**The request**: Identify, in the records below, every line where the string "Linea" appears, and copy each such line.

[Data items]
(begin)

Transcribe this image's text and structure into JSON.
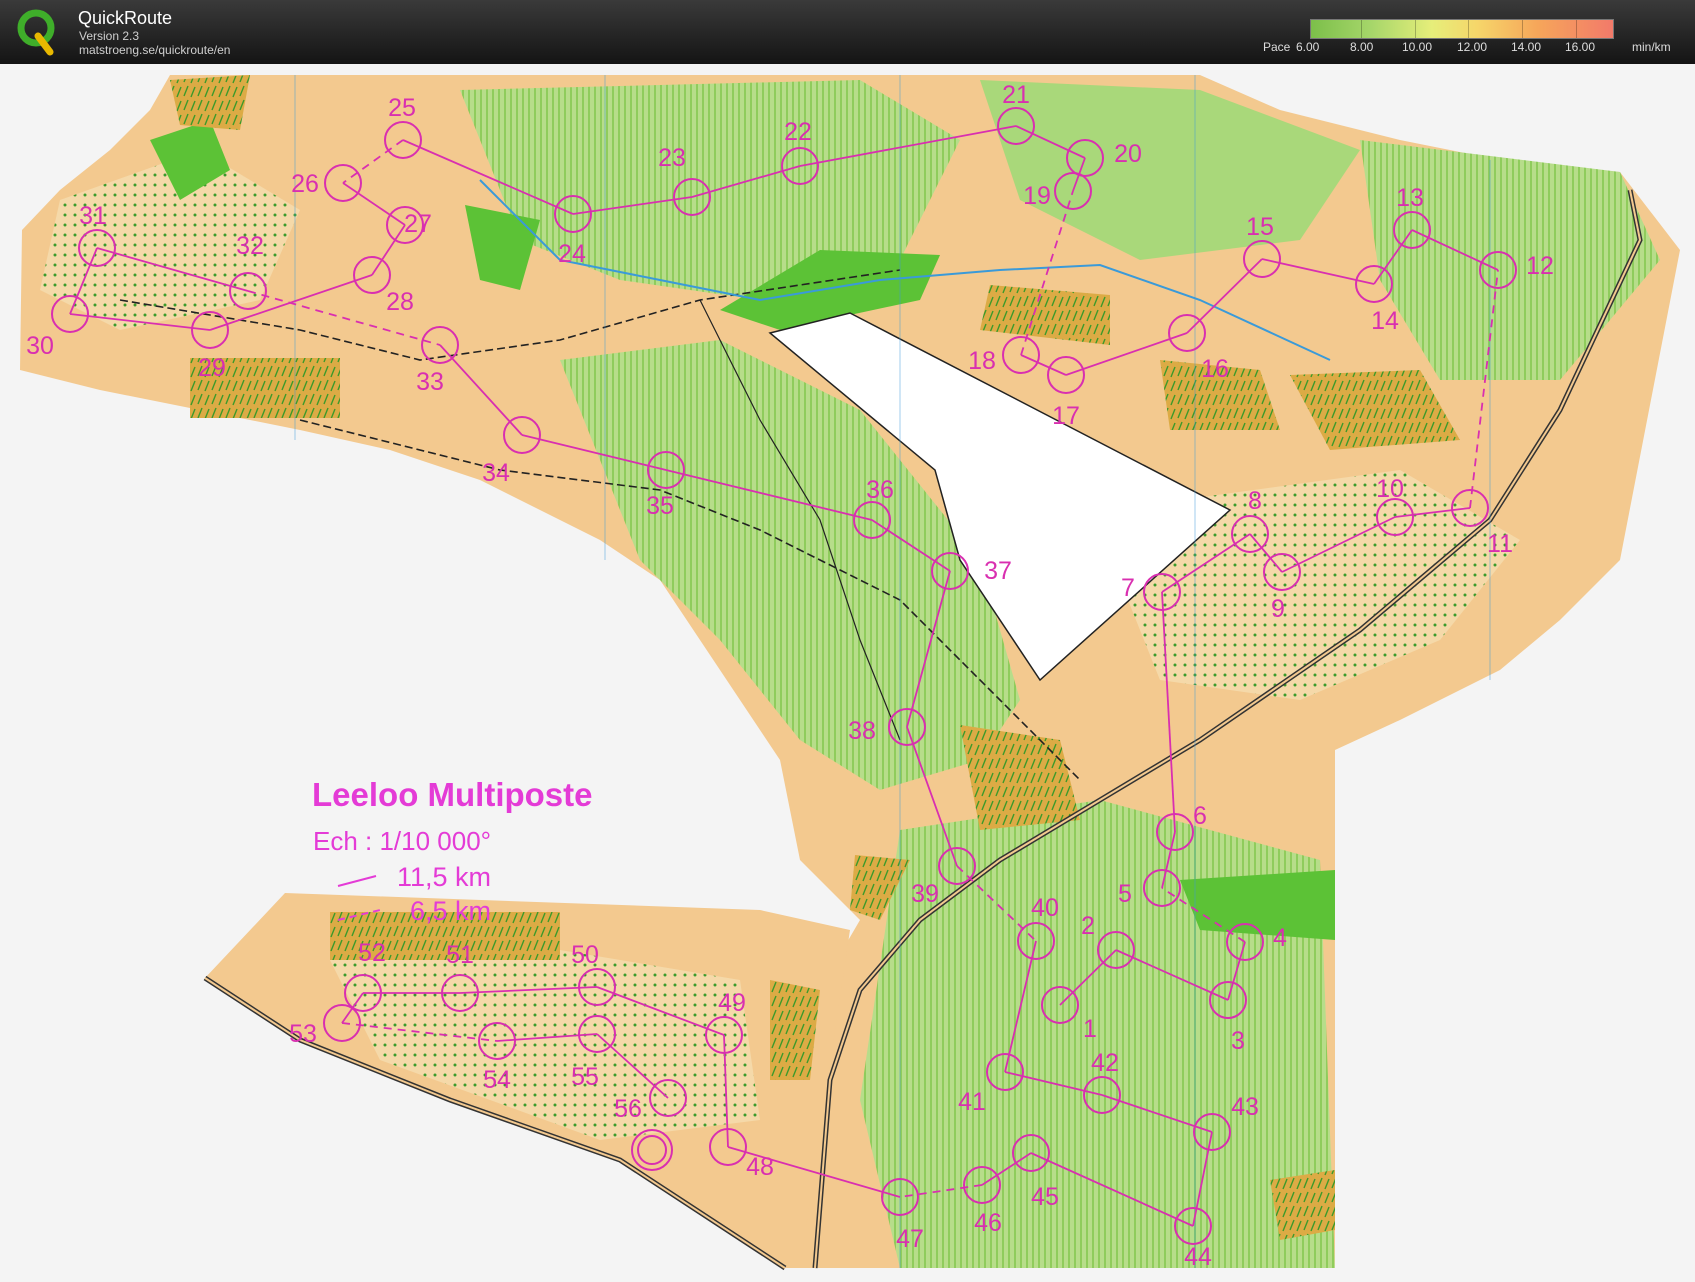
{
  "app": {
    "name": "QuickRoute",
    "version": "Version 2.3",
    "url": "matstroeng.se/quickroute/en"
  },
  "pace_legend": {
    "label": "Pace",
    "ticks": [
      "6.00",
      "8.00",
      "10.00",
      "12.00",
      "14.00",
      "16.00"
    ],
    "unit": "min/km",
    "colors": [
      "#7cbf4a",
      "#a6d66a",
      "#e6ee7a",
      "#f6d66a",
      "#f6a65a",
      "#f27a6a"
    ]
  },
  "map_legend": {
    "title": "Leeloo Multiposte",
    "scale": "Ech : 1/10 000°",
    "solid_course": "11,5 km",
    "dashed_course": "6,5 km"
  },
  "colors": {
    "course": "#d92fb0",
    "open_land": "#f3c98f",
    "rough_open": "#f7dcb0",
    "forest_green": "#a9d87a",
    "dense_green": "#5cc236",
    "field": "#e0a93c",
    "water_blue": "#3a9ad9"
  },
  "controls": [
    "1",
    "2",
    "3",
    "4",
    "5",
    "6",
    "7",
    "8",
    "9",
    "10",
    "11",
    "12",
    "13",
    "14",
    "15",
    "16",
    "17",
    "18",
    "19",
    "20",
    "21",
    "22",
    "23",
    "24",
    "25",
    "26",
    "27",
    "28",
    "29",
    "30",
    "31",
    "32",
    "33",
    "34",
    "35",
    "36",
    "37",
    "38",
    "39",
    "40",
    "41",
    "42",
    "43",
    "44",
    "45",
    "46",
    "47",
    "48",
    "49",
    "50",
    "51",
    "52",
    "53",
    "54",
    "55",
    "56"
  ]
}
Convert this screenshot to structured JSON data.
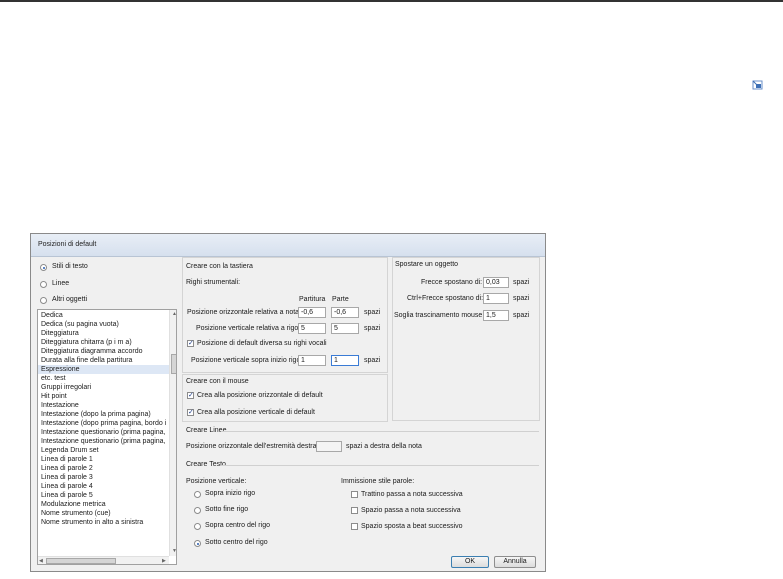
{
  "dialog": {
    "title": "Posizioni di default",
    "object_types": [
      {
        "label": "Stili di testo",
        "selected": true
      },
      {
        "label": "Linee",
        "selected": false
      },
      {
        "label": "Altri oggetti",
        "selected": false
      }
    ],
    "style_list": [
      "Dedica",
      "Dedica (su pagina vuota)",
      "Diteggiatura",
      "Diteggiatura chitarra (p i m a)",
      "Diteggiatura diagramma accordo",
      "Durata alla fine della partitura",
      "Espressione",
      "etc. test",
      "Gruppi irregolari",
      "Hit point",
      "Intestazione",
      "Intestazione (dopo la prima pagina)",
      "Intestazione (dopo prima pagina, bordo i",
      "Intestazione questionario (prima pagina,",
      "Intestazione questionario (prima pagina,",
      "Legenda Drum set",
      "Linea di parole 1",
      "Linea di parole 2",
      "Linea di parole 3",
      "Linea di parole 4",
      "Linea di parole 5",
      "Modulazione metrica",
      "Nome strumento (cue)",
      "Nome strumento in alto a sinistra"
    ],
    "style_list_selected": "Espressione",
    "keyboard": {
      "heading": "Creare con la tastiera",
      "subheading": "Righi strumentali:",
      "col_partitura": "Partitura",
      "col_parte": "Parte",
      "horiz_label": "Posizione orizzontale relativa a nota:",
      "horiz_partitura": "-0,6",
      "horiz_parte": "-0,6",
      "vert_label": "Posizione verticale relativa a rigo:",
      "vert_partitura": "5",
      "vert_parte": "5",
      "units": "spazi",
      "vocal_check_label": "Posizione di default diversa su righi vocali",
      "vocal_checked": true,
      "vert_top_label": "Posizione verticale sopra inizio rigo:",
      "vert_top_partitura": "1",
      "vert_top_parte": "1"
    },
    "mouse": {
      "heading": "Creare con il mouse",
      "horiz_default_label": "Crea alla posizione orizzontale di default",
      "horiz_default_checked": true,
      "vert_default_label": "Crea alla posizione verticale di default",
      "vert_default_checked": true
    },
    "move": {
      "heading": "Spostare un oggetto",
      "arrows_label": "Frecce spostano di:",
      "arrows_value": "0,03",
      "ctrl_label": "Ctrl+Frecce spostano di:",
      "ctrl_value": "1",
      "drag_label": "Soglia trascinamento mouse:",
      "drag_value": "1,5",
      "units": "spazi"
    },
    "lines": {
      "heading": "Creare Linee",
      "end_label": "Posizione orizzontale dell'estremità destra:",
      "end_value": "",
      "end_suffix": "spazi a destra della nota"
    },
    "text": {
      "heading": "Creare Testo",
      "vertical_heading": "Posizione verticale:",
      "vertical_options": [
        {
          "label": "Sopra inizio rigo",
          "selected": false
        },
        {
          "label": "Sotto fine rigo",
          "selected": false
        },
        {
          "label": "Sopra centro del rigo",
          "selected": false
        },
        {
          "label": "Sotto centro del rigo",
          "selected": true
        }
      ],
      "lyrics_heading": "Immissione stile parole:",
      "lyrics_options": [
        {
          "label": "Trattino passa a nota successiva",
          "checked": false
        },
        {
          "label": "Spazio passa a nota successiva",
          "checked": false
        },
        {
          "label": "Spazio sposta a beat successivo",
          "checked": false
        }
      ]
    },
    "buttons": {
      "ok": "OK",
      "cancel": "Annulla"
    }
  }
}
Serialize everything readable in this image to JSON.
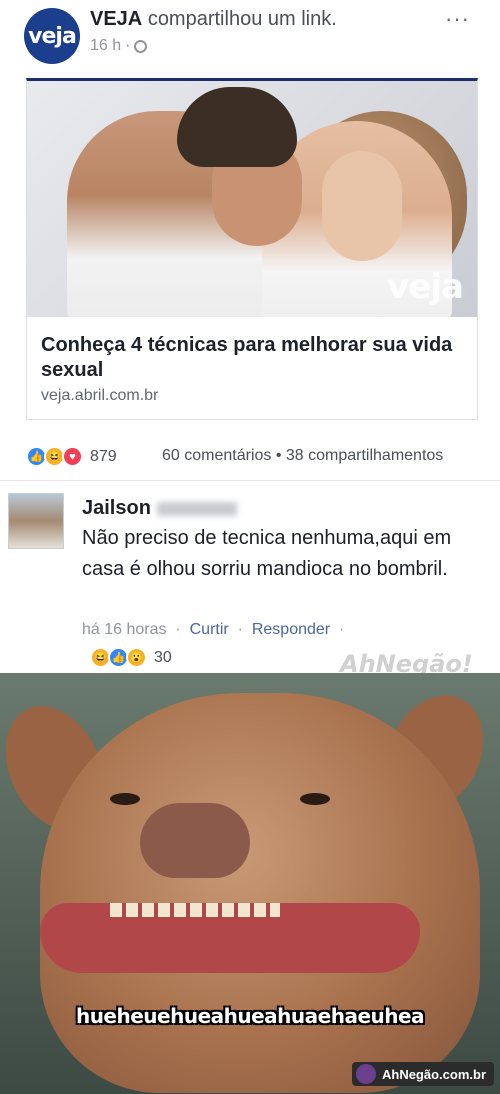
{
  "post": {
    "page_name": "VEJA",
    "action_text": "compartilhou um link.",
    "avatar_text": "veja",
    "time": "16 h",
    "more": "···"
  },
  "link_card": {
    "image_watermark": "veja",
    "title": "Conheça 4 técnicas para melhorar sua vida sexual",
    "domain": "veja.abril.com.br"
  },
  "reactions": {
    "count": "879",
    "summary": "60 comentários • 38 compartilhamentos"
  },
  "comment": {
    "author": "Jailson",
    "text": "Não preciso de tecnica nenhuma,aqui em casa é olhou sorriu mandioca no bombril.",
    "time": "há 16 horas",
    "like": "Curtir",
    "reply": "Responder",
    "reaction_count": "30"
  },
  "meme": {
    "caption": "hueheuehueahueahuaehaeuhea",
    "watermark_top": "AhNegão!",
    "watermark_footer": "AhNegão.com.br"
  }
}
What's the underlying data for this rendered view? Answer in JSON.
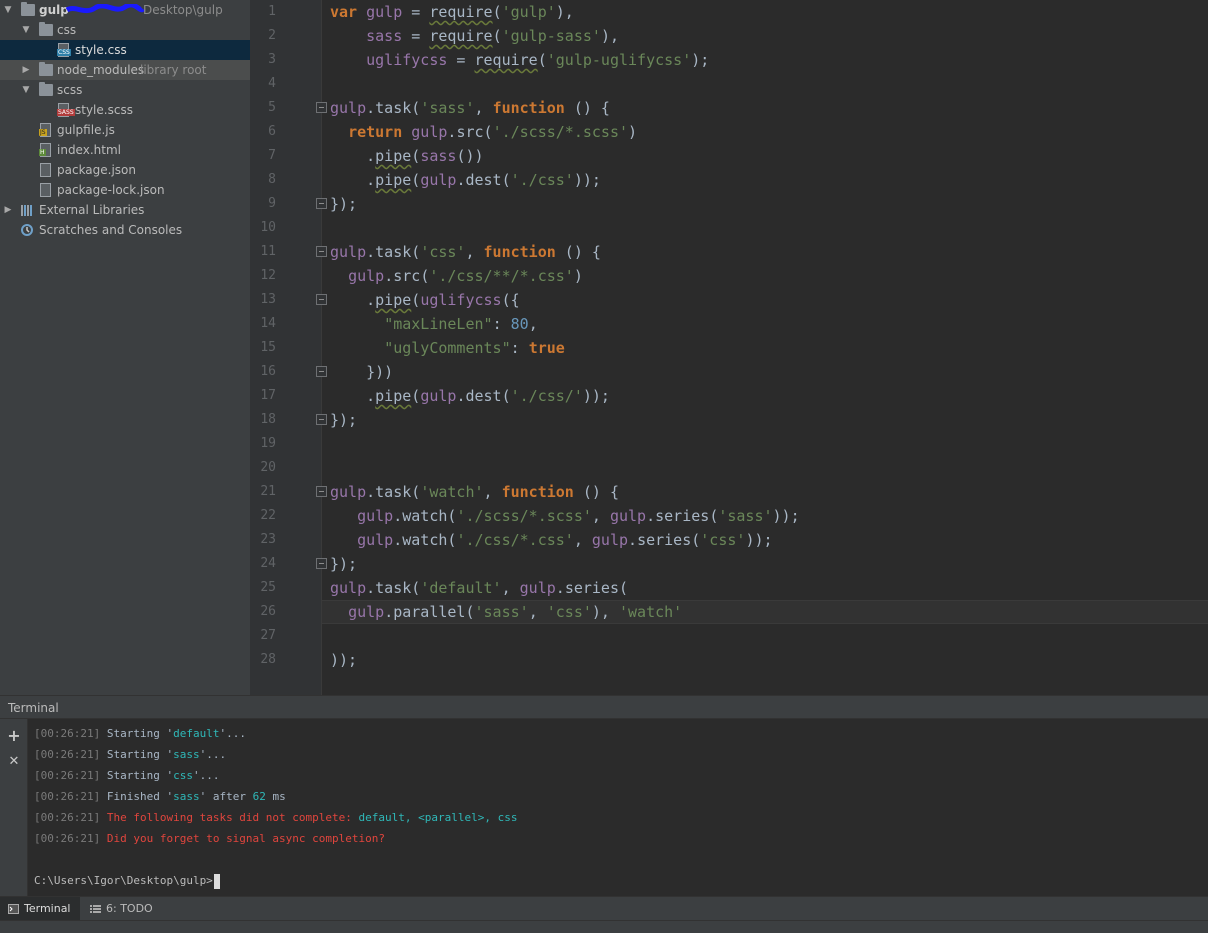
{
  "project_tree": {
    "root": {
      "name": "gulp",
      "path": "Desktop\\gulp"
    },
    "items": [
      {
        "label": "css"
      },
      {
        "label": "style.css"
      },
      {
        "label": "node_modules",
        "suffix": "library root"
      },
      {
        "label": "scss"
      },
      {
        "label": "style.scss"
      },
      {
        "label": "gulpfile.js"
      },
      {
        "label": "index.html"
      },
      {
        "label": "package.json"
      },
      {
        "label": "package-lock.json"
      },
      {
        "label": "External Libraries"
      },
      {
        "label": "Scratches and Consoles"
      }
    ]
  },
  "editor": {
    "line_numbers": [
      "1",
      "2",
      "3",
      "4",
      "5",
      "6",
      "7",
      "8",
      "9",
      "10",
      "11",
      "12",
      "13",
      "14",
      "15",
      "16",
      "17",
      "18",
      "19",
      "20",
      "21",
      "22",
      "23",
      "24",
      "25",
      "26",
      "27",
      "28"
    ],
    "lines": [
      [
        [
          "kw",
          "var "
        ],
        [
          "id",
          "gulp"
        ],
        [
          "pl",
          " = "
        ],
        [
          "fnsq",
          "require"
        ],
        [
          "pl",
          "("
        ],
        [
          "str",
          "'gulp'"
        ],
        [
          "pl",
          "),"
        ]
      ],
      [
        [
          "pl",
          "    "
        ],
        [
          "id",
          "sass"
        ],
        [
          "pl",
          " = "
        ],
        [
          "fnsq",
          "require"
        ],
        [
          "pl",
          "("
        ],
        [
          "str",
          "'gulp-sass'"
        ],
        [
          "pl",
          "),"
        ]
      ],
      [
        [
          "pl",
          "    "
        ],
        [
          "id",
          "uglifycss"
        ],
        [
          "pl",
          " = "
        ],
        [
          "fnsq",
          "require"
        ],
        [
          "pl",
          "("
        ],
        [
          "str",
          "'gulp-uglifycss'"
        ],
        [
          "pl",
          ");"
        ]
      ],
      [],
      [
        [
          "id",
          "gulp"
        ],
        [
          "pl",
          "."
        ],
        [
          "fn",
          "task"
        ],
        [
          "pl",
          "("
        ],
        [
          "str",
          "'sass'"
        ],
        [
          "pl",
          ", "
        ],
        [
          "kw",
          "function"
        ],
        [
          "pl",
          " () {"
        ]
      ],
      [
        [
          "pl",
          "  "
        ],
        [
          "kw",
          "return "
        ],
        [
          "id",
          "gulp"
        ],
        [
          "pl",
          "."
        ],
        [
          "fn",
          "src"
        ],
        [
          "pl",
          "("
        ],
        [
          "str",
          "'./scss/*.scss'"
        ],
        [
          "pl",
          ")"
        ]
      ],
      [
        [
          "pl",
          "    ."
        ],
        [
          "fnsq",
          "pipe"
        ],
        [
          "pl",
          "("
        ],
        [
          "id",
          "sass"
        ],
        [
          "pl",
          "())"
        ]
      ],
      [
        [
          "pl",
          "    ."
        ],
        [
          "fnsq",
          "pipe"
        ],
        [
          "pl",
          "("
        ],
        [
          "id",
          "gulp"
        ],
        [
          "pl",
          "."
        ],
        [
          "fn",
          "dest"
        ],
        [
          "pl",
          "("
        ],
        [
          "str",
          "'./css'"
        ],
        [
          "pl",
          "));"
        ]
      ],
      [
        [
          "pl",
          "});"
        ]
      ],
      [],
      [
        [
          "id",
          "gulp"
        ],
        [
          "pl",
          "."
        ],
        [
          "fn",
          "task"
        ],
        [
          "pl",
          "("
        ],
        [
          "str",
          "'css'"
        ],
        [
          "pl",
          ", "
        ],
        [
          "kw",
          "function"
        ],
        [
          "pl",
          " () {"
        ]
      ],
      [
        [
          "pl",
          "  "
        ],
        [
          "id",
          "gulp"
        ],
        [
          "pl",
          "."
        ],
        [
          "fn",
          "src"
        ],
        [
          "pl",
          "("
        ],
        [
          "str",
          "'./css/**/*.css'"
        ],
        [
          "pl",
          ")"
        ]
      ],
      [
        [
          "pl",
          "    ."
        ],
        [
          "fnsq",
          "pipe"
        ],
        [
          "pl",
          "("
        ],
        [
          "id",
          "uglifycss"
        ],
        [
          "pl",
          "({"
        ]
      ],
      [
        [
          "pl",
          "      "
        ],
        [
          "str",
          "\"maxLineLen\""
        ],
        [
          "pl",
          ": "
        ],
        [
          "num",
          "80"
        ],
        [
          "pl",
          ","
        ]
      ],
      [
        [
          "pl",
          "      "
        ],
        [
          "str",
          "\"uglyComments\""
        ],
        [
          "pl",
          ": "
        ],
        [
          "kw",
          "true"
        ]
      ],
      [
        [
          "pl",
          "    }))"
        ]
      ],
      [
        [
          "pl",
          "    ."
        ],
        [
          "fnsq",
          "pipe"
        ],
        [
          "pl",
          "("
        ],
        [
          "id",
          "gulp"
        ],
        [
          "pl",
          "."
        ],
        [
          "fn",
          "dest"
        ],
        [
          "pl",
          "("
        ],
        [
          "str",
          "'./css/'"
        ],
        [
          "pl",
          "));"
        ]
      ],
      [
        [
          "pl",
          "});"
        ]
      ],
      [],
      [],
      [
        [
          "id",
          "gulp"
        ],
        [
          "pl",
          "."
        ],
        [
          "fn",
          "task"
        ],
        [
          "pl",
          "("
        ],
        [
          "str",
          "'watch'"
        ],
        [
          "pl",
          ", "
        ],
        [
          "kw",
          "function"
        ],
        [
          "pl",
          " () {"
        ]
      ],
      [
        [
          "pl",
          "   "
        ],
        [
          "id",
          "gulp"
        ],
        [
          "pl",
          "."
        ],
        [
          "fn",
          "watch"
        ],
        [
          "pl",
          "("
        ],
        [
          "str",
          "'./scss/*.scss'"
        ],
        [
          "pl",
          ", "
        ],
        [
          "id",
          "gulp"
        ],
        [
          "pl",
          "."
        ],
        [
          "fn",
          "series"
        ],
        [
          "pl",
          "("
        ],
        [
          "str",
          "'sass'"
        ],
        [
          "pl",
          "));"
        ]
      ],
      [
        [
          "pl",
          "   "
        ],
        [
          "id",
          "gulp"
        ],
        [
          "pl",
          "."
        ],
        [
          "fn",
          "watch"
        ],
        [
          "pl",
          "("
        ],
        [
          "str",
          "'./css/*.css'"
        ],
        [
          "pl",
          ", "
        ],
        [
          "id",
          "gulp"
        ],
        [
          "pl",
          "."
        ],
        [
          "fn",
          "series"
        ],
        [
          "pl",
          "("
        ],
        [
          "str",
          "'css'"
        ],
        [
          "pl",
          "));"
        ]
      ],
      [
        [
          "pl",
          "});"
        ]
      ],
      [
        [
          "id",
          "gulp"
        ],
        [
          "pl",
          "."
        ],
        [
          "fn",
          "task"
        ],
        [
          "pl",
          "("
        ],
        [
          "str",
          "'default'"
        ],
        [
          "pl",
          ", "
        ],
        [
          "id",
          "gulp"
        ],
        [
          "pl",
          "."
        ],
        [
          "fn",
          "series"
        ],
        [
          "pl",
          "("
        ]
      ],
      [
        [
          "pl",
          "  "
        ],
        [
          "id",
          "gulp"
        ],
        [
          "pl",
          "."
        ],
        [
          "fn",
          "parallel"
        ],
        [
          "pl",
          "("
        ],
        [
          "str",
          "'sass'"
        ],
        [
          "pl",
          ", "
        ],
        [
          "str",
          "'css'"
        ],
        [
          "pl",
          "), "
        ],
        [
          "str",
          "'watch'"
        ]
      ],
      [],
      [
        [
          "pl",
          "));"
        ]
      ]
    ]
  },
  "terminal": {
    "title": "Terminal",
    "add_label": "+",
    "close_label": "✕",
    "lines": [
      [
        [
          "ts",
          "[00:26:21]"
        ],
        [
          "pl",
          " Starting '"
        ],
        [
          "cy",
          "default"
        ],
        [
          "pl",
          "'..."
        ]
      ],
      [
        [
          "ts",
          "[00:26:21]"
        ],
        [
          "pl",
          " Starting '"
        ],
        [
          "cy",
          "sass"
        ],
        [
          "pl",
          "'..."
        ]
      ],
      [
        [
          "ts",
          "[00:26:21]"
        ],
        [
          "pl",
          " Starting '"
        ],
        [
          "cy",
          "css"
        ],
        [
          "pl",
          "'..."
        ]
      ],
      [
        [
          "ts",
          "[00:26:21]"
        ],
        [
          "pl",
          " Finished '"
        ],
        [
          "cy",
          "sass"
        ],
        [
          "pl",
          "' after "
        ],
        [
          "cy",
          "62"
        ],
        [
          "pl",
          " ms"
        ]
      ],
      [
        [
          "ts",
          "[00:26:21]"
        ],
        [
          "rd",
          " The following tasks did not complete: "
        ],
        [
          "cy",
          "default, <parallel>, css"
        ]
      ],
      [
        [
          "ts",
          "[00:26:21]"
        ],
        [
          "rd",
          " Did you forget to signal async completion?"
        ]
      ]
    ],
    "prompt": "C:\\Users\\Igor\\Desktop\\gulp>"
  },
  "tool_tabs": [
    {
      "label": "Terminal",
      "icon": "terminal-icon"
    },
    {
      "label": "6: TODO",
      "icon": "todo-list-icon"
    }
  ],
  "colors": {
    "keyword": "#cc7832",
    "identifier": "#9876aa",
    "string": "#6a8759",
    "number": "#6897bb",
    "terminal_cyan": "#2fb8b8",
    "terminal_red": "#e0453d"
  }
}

(end)

**Task solution**:
      "Linea di parole 1",
      "Linea di parole 2",
      "Linea di parole 3",
      "Linea di parole 4",
      "Linea di parole 5",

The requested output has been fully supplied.